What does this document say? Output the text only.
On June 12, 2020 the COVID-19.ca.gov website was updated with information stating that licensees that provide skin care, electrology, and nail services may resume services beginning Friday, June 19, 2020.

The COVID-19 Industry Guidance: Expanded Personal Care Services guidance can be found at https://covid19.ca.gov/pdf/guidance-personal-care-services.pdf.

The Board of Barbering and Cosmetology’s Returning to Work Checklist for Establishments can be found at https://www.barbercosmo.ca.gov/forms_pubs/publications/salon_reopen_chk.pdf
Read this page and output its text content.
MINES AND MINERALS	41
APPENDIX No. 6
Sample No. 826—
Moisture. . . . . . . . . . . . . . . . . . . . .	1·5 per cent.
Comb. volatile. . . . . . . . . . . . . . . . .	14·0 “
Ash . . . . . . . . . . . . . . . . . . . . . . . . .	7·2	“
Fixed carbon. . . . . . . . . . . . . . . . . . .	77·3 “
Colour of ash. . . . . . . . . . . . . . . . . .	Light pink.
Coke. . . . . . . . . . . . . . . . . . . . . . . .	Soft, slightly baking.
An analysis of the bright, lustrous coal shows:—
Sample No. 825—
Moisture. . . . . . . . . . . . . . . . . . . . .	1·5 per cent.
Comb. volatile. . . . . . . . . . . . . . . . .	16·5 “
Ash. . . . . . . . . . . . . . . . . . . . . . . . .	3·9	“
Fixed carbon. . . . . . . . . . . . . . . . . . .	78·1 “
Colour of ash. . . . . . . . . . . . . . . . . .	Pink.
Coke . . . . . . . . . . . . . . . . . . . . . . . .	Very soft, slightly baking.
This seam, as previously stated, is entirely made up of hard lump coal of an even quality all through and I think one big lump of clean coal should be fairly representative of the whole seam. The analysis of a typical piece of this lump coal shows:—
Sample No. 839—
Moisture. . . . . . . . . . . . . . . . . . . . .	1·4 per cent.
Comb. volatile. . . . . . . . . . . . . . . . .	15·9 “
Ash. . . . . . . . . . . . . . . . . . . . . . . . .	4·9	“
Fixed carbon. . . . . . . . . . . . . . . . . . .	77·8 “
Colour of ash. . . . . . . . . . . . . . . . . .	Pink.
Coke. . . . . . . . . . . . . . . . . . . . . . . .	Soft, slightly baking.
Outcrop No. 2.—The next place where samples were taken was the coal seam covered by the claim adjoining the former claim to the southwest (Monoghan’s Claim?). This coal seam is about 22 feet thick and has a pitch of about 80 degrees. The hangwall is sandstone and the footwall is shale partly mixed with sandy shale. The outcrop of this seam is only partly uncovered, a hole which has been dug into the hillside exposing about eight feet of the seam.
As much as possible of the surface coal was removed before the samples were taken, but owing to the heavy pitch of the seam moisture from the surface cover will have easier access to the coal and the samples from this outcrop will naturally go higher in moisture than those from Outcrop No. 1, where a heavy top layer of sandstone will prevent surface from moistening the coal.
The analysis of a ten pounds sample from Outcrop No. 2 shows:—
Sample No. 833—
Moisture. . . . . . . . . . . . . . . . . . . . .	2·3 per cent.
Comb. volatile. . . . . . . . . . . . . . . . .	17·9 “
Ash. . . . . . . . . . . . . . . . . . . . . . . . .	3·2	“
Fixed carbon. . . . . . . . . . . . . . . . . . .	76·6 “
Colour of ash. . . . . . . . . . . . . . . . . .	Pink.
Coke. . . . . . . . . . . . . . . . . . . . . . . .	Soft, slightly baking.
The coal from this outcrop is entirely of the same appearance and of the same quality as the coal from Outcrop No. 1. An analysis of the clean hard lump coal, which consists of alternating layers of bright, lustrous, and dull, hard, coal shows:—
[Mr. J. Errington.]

◆ **WORK TO COMPLETE**
The records above need to be transcribed in full. Keep every character unchanged.

◆ **CORRECT RESPONSE**
What does this document say? Output the text only.
On June 12, 2020 the COVID-19.ca.gov website was updated with information stating that licensees that provide skin care, electrology, and nail services may resume services beginning Friday, June 19, 2020.

The COVID-19 Industry Guidance: Expanded Personal Care Services guidance can be found at https://covid19.ca.gov/pdf/guidance-personal-care-services.pdf.

The Board of Barbering and Cosmetology’s Returning to Work Checklist for Establishments can be found at https://www.barbercosmo.ca.gov/forms_pubs/publications/salon_reopen_chk.pdf
Read this page and output its text content.
MINES AND MINERALS	41
APPENDIX No. 6
Sample No. 826—
Moisture. . . . . . . . . . . . . . . . . . . . .	1·5 per cent.
Comb. volatile. . . . . . . . . . . . . . . . .	14·0 “
Ash . . . . . . . . . . . . . . . . . . . . . . . . .	7·2	“
Fixed carbon. . . . . . . . . . . . . . . . . . .	77·3 “
Colour of ash. . . . . . . . . . . . . . . . . .	Light pink.
Coke. . . . . . . . . . . . . . . . . . . . . . . .	Soft, slightly baking.
An analysis of the bright, lustrous coal shows:—
Sample No. 825—
Moisture. . . . . . . . . . . . . . . . . . . . .	1·5 per cent.
Comb. volatile. . . . . . . . . . . . . . . . .	16·5 “
Ash. . . . . . . . . . . . . . . . . . . . . . . . .	3·9	“
Fixed carbon. . . . . . . . . . . . . . . . . . .	78·1 “
Colour of ash. . . . . . . . . . . . . . . . . .	Pink.
Coke . . . . . . . . . . . . . . . . . . . . . . . .	Very soft, slightly baking.
This seam, as previously stated, is entirely made up of hard lump coal of an even quality all through and I think one big lump of clean coal should be fairly representative of the whole seam. The analysis of a typical piece of this lump coal shows:—
Sample No. 839—
Moisture. . . . . . . . . . . . . . . . . . . . .	1·4 per cent.
Comb. volatile. . . . . . . . . . . . . . . . .	15·9 “
Ash. . . . . . . . . . . . . . . . . . . . . . . . .	4·9	“
Fixed carbon. . . . . . . . . . . . . . . . . . .	77·8 “
Colour of ash. . . . . . . . . . . . . . . . . .	Pink.
Coke. . . . . . . . . . . . . . . . . . . . . . . .	Soft, slightly baking.
Outcrop No. 2.—The next place where samples were taken was the coal seam covered by the claim adjoining the former claim to the southwest (Monoghan’s Claim?). This coal seam is about 22 feet thick and has a pitch of about 80 degrees. The hangwall is sandstone and the footwall is shale partly mixed with sandy shale. The outcrop of this seam is only partly uncovered, a hole which has been dug into the hillside exposing about eight feet of the seam.
As much as possible of the surface coal was removed before the samples were taken, but owing to the heavy pitch of the seam moisture from the surface cover will have easier access to the coal and the samples from this outcrop will naturally go higher in moisture than those from Outcrop No. 1, where a heavy top layer of sandstone will prevent surface from moistening the coal.
The analysis of a ten pounds sample from Outcrop No. 2 shows:—
Sample No. 833—
Moisture. . . . . . . . . . . . . . . . . . . . .	2·3 per cent.
Comb. volatile. . . . . . . . . . . . . . . . .	17·9 “
Ash. . . . . . . . . . . . . . . . . . . . . . . . .	3·2	“
Fixed carbon. . . . . . . . . . . . . . . . . . .	76·6 “
Colour of ash. . . . . . . . . . . . . . . . . .	Pink.
Coke. . . . . . . . . . . . . . . . . . . . . . . .	Soft, slightly baking.
The coal from this outcrop is entirely of the same appearance and of the same quality as the coal from Outcrop No. 1. An analysis of the clean hard lump coal, which consists of alternating layers of bright, lustrous, and dull, hard, coal shows:—
[Mr. J. Errington.]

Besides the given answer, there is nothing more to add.